§ THE REQUEST:
State how many lines of the data contain the word "your", and write nothing besides the number.

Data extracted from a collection
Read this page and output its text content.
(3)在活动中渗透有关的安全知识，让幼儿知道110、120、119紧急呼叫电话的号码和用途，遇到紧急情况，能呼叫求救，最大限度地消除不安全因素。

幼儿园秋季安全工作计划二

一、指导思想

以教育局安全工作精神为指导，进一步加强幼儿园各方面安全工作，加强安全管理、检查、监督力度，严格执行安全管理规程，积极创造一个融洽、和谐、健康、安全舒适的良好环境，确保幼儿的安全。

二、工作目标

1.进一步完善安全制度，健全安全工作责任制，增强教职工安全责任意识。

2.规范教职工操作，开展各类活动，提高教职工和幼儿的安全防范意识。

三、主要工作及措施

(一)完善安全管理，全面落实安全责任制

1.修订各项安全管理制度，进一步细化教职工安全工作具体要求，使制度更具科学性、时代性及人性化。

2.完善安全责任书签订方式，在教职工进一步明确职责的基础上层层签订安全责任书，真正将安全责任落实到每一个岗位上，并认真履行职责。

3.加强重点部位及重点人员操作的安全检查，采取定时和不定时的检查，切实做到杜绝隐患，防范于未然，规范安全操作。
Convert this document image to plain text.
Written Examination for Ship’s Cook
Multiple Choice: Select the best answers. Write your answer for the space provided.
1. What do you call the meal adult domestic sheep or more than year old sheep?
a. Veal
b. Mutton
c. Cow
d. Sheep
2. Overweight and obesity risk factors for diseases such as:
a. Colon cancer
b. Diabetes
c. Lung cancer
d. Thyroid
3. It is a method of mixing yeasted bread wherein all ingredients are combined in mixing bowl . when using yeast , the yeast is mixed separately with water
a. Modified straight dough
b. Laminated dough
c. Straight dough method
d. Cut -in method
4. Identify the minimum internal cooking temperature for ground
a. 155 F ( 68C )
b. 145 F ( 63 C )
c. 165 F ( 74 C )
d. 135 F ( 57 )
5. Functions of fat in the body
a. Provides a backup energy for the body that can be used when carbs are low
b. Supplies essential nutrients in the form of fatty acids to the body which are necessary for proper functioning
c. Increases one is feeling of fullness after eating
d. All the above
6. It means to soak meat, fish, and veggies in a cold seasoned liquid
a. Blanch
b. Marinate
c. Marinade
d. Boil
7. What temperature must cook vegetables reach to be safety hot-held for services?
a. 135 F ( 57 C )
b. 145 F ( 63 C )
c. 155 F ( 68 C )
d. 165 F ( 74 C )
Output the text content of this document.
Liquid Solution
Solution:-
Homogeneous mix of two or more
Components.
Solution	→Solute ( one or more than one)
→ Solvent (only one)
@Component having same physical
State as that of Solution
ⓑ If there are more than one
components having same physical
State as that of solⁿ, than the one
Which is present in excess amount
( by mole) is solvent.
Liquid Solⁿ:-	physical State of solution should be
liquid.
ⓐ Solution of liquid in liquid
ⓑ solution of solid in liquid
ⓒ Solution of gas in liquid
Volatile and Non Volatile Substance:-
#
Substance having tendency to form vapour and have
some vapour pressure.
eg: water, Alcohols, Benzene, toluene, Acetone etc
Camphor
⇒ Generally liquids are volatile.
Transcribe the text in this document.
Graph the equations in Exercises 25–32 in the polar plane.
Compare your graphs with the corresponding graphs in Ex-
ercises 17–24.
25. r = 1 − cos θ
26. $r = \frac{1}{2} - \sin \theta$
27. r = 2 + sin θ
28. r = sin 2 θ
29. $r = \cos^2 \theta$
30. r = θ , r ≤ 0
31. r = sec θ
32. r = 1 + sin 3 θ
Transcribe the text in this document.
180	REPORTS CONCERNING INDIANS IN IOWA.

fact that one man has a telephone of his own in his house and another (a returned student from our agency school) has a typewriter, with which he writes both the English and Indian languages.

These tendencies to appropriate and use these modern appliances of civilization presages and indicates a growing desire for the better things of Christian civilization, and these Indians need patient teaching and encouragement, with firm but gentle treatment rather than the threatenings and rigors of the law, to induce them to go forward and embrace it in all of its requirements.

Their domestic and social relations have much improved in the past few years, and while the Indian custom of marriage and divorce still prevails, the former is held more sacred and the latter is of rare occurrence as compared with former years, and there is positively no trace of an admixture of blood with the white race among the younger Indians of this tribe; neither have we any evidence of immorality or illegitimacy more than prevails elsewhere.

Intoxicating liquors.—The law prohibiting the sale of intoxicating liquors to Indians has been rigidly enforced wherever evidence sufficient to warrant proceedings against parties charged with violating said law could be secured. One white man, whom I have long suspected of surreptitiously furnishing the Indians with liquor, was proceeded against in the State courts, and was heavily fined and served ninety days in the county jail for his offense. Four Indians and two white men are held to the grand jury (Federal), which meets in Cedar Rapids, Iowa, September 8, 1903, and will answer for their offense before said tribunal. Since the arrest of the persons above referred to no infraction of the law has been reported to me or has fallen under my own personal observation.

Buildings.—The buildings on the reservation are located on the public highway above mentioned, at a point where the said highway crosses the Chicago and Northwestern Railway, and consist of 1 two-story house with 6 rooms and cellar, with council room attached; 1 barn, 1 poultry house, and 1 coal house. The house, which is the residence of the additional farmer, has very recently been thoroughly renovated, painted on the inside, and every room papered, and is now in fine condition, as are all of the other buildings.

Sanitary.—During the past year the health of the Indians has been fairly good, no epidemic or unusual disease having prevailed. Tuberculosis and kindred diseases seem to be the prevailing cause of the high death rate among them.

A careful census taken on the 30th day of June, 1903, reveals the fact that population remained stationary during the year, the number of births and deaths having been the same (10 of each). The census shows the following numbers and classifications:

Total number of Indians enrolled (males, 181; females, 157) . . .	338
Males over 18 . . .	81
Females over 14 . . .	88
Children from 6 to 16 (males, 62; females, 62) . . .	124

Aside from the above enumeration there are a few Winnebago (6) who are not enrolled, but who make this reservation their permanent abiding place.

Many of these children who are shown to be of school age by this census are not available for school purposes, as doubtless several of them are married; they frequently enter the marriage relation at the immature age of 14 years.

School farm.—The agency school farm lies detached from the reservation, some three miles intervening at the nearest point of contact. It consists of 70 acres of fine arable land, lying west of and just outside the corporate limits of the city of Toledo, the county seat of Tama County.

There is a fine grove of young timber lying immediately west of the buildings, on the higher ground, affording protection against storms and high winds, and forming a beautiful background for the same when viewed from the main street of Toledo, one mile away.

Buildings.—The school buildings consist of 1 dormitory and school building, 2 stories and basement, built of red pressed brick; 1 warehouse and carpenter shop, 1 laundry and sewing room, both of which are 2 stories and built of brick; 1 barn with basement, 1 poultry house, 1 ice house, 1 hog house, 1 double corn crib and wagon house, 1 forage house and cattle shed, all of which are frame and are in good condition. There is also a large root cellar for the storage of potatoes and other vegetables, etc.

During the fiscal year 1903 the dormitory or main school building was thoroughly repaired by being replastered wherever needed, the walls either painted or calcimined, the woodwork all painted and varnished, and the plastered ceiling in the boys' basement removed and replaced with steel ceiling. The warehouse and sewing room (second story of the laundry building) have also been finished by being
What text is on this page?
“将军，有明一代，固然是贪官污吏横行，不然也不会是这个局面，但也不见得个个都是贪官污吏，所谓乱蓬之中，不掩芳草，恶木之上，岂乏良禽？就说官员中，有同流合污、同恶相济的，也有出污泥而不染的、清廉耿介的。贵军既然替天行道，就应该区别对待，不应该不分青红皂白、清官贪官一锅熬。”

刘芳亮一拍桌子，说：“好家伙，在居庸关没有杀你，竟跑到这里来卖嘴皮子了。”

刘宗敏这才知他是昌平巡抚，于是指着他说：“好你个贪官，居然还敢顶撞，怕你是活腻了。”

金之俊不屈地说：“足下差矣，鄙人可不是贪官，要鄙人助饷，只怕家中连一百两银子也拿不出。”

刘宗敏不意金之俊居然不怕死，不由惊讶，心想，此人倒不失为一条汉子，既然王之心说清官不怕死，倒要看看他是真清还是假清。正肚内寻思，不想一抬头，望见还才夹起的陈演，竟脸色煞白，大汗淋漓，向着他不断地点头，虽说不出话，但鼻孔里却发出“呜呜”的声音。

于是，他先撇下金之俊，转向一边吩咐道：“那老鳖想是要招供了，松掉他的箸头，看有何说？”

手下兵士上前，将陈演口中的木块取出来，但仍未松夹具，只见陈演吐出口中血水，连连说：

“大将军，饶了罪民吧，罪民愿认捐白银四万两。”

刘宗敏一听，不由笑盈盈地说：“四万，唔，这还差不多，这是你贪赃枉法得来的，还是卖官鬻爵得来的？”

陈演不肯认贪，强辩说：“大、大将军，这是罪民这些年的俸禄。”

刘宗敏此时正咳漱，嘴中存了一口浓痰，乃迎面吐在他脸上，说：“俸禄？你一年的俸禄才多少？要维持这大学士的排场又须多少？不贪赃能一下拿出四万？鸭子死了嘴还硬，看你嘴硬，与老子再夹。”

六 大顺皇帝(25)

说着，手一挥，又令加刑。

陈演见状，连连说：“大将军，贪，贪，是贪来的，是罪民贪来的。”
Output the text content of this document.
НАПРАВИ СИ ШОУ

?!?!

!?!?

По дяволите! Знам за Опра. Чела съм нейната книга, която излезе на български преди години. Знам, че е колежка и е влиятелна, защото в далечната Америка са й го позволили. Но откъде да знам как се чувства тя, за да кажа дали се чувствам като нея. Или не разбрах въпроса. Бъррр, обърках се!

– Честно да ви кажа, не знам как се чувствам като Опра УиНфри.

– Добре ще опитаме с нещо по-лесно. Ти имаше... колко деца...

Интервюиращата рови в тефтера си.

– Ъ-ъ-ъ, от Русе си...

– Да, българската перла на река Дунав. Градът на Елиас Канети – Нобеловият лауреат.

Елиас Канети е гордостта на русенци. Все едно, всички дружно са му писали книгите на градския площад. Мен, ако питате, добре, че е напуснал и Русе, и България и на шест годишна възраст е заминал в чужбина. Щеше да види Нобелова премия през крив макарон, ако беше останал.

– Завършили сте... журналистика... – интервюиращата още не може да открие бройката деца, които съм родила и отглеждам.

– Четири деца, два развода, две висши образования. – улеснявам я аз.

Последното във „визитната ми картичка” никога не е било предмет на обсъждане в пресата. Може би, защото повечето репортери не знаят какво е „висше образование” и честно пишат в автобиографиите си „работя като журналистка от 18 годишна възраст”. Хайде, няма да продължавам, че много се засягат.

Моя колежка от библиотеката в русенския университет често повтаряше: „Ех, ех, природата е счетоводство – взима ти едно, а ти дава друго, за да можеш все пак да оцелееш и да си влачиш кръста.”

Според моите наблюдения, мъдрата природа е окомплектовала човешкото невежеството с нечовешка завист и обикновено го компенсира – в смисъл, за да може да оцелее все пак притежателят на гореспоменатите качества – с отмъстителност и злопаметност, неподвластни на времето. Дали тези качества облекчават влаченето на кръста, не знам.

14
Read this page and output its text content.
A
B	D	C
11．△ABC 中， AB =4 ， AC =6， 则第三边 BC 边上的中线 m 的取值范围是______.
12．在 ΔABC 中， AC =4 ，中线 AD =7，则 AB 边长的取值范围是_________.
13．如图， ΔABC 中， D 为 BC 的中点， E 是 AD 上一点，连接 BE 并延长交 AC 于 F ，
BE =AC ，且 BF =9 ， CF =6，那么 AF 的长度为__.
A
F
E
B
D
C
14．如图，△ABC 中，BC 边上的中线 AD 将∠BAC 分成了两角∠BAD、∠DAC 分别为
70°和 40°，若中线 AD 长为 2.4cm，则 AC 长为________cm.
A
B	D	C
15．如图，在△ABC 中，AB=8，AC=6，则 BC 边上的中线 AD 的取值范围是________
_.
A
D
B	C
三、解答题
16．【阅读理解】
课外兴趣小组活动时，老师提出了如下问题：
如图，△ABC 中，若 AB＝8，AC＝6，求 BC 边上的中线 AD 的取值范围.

§ OUTPUT:
2